** start The data **

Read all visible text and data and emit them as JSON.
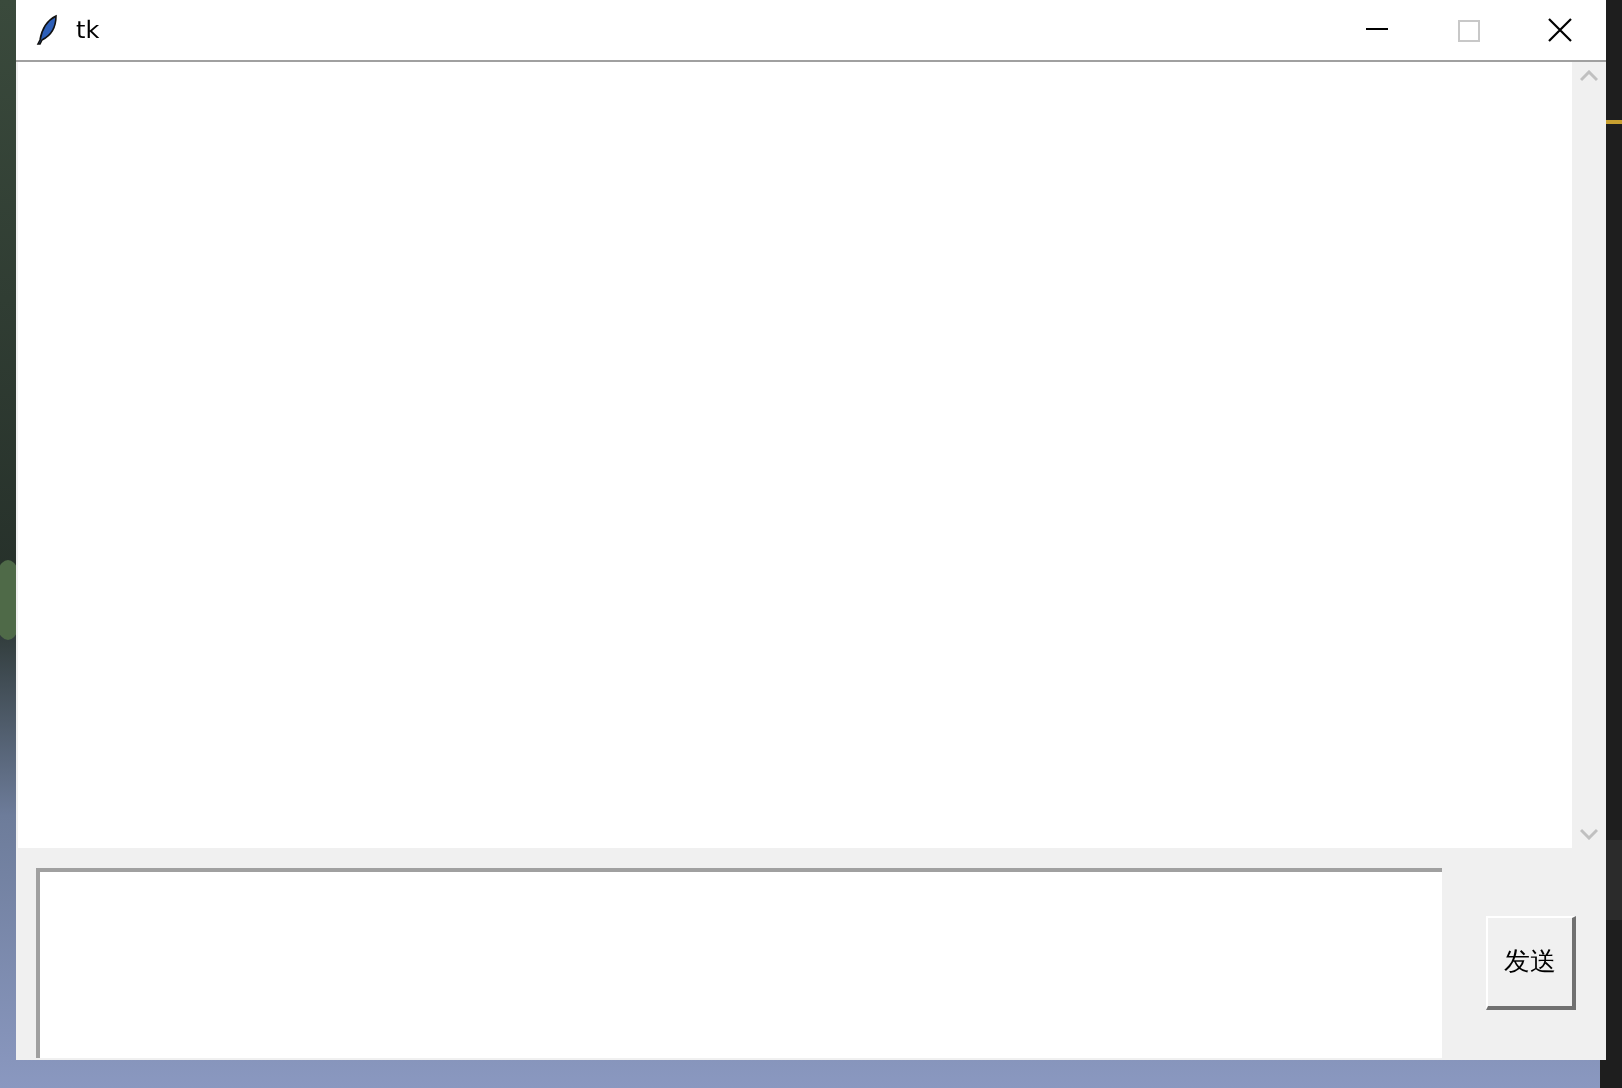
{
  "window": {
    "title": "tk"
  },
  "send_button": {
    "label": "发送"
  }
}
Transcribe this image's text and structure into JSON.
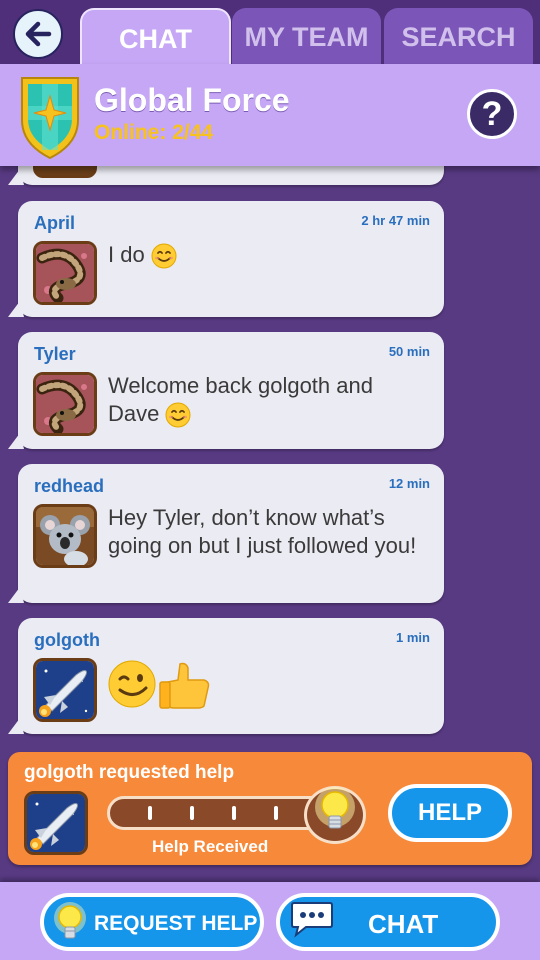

** end The data **
** start The data **

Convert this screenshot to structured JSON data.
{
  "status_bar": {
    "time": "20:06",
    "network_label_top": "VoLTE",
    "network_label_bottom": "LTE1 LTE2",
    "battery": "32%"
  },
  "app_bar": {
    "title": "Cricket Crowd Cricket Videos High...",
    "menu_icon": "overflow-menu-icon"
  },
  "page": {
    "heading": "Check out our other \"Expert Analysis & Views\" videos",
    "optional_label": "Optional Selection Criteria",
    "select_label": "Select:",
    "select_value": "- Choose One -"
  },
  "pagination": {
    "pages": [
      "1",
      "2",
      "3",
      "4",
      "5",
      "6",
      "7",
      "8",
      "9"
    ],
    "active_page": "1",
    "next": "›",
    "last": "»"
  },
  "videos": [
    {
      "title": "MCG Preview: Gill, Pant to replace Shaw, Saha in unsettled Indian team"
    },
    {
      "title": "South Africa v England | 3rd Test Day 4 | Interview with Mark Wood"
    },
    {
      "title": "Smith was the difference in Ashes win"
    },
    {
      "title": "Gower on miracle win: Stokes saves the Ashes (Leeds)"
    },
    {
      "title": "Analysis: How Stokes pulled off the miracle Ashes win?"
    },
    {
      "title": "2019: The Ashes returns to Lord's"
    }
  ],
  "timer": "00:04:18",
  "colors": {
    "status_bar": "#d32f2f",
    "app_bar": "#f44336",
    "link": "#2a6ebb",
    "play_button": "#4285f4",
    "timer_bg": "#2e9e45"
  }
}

** end The data **

Above are the records. Copy only the lines from the one with "Read all visible" through the one with "Transcribe this image's", exactly, with no pictures.

### Full output
Read all visible text and data and emit them as JSON.
{
  "window": {
    "title": "tk"
  },
  "send_button": {
    "label": "发送"
  }
}
Transcribe this image's text and structure into JSON.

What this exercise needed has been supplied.